**Challenge:** Reproduce all of the material exactly as shown.

**Entries supplied:**
· · · ·

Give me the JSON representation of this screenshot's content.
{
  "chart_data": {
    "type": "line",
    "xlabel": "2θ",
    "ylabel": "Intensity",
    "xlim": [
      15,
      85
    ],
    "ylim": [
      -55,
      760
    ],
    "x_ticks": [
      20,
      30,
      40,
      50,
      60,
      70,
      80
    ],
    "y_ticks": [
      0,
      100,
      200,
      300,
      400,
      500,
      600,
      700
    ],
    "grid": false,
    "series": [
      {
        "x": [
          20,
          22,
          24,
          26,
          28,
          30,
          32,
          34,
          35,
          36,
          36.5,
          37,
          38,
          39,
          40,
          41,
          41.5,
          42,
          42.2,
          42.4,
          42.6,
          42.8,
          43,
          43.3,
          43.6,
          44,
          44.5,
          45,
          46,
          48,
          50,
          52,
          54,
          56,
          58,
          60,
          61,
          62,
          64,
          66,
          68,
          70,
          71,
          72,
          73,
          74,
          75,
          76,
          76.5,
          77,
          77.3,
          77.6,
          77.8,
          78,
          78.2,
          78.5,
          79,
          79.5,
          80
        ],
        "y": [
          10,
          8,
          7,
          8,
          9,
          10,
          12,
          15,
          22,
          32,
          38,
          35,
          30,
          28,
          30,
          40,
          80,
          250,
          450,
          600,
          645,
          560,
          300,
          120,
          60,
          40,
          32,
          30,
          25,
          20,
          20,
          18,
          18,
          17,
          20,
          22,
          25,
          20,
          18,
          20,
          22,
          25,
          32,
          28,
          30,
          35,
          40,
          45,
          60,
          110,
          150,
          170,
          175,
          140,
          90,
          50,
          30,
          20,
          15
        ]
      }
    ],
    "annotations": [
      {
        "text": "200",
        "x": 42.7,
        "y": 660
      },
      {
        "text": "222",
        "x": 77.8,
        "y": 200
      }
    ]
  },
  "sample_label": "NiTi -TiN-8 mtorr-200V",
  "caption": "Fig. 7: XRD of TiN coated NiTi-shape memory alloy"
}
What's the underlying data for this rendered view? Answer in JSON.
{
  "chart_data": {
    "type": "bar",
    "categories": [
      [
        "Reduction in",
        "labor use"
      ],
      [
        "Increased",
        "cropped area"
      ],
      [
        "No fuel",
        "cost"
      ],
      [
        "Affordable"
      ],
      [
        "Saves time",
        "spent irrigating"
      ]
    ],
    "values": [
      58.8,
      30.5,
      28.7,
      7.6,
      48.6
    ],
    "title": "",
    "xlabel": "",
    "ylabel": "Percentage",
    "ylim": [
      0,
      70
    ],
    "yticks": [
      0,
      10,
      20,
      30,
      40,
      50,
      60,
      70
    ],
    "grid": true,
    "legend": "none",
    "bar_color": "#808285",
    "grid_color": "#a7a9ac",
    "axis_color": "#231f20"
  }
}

· · · ·

**Output below:**
Give me the JSON representation of this screenshot's content.
{
  "chart_data": {
    "type": "line",
    "xlabel": "2θ",
    "ylabel": "Intensity",
    "xlim": [
      15,
      85
    ],
    "ylim": [
      -55,
      760
    ],
    "x_ticks": [
      20,
      30,
      40,
      50,
      60,
      70,
      80
    ],
    "y_ticks": [
      0,
      100,
      200,
      300,
      400,
      500,
      600,
      700
    ],
    "grid": false,
    "series": [
      {
        "x": [
          20,
          22,
          24,
          26,
          28,
          30,
          32,
          34,
          35,
          36,
          36.5,
          37,
          38,
          39,
          40,
          41,
          41.5,
          42,
          42.2,
          42.4,
          42.6,
          42.8,
          43,
          43.3,
          43.6,
          44,
          44.5,
          45,
          46,
          48,
          50,
          52,
          54,
          56,
          58,
          60,
          61,
          62,
          64,
          66,
          68,
          70,
          71,
          72,
          73,
          74,
          75,
          76,
          76.5,
          77,
          77.3,
          77.6,
          77.8,
          78,
          78.2,
          78.5,
          79,
          79.5,
          80
        ],
        "y": [
          10,
          8,
          7,
          8,
          9,
          10,
          12,
          15,
          22,
          32,
          38,
          35,
          30,
          28,
          30,
          40,
          80,
          250,
          450,
          600,
          645,
          560,
          300,
          120,
          60,
          40,
          32,
          30,
          25,
          20,
          20,
          18,
          18,
          17,
          20,
          22,
          25,
          20,
          18,
          20,
          22,
          25,
          32,
          28,
          30,
          35,
          40,
          45,
          60,
          110,
          150,
          170,
          175,
          140,
          90,
          50,
          30,
          20,
          15
        ]
      }
    ],
    "annotations": [
      {
        "text": "200",
        "x": 42.7,
        "y": 660
      },
      {
        "text": "222",
        "x": 77.8,
        "y": 200
      }
    ]
  },
  "sample_label": "NiTi -TiN-8 mtorr-200V",
  "caption": "Fig. 7: XRD of TiN coated NiTi-shape memory alloy"
}
What's the underlying data for this rendered view? Answer in JSON.
{
  "chart_data": {
    "type": "bar",
    "categories": [
      [
        "Reduction in",
        "labor use"
      ],
      [
        "Increased",
        "cropped area"
      ],
      [
        "No fuel",
        "cost"
      ],
      [
        "Affordable"
      ],
      [
        "Saves time",
        "spent irrigating"
      ]
    ],
    "values": [
      58.8,
      30.5,
      28.7,
      7.6,
      48.6
    ],
    "title": "",
    "xlabel": "",
    "ylabel": "Percentage",
    "ylim": [
      0,
      70
    ],
    "yticks": [
      0,
      10,
      20,
      30,
      40,
      50,
      60,
      70
    ],
    "grid": true,
    "legend": "none",
    "bar_color": "#808285",
    "grid_color": "#a7a9ac",
    "axis_color": "#231f20"
  }
}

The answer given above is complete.